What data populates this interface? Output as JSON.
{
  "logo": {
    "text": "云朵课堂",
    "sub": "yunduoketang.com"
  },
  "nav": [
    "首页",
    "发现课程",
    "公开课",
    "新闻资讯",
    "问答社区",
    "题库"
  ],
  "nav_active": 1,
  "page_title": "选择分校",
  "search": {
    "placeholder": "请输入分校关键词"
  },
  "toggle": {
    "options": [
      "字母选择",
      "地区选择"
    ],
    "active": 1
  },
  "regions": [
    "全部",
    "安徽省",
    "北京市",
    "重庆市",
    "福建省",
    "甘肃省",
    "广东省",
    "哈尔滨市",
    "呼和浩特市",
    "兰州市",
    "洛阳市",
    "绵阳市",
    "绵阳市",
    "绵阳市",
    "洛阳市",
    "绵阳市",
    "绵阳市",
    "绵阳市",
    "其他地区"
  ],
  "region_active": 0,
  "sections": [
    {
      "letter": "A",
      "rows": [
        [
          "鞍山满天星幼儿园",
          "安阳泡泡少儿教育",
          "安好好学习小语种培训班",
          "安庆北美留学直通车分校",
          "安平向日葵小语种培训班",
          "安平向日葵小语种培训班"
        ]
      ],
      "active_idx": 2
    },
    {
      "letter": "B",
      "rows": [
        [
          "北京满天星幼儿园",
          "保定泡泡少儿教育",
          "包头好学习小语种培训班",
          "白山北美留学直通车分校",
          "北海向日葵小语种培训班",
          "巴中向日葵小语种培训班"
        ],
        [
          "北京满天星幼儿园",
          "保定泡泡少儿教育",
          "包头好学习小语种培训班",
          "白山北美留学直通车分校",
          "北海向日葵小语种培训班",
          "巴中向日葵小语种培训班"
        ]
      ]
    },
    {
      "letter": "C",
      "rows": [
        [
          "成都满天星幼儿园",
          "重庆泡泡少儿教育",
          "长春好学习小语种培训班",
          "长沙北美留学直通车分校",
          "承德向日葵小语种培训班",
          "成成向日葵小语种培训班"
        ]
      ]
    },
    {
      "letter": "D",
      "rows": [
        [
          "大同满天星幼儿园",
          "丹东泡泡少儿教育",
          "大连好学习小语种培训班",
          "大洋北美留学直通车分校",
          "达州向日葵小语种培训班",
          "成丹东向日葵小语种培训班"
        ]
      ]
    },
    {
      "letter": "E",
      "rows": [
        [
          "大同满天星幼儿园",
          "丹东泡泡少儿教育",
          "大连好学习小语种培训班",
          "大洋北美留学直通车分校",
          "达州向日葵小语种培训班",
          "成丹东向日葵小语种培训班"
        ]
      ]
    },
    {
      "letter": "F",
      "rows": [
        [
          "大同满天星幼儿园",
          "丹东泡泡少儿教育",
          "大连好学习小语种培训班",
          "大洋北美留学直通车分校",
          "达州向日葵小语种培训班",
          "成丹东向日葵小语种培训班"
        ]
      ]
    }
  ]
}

┄┄┄┄┄┄

BRIEF: Write out the whole listing again, exactly as it stands.

REPLY:
What data populates this interface? Output as JSON.
{
  "logo": {
    "text": "云朵课堂",
    "sub": "yunduoketang.com"
  },
  "nav": [
    "首页",
    "发现课程",
    "公开课",
    "新闻资讯",
    "问答社区",
    "题库"
  ],
  "nav_active": 1,
  "page_title": "选择分校",
  "search": {
    "placeholder": "请输入分校关键词"
  },
  "toggle": {
    "options": [
      "字母选择",
      "地区选择"
    ],
    "active": 1
  },
  "regions": [
    "全部",
    "安徽省",
    "北京市",
    "重庆市",
    "福建省",
    "甘肃省",
    "广东省",
    "哈尔滨市",
    "呼和浩特市",
    "兰州市",
    "洛阳市",
    "绵阳市",
    "绵阳市",
    "绵阳市",
    "洛阳市",
    "绵阳市",
    "绵阳市",
    "绵阳市",
    "其他地区"
  ],
  "region_active": 0,
  "sections": [
    {
      "letter": "A",
      "rows": [
        [
          "鞍山满天星幼儿园",
          "安阳泡泡少儿教育",
          "安好好学习小语种培训班",
          "安庆北美留学直通车分校",
          "安平向日葵小语种培训班",
          "安平向日葵小语种培训班"
        ]
      ],
      "active_idx": 2
    },
    {
      "letter": "B",
      "rows": [
        [
          "北京满天星幼儿园",
          "保定泡泡少儿教育",
          "包头好学习小语种培训班",
          "白山北美留学直通车分校",
          "北海向日葵小语种培训班",
          "巴中向日葵小语种培训班"
        ],
        [
          "北京满天星幼儿园",
          "保定泡泡少儿教育",
          "包头好学习小语种培训班",
          "白山北美留学直通车分校",
          "北海向日葵小语种培训班",
          "巴中向日葵小语种培训班"
        ]
      ]
    },
    {
      "letter": "C",
      "rows": [
        [
          "成都满天星幼儿园",
          "重庆泡泡少儿教育",
          "长春好学习小语种培训班",
          "长沙北美留学直通车分校",
          "承德向日葵小语种培训班",
          "成成向日葵小语种培训班"
        ]
      ]
    },
    {
      "letter": "D",
      "rows": [
        [
          "大同满天星幼儿园",
          "丹东泡泡少儿教育",
          "大连好学习小语种培训班",
          "大洋北美留学直通车分校",
          "达州向日葵小语种培训班",
          "成丹东向日葵小语种培训班"
        ]
      ]
    },
    {
      "letter": "E",
      "rows": [
        [
          "大同满天星幼儿园",
          "丹东泡泡少儿教育",
          "大连好学习小语种培训班",
          "大洋北美留学直通车分校",
          "达州向日葵小语种培训班",
          "成丹东向日葵小语种培训班"
        ]
      ]
    },
    {
      "letter": "F",
      "rows": [
        [
          "大同满天星幼儿园",
          "丹东泡泡少儿教育",
          "大连好学习小语种培训班",
          "大洋北美留学直通车分校",
          "达州向日葵小语种培训班",
          "成丹东向日葵小语种培训班"
        ]
      ]
    }
  ]
}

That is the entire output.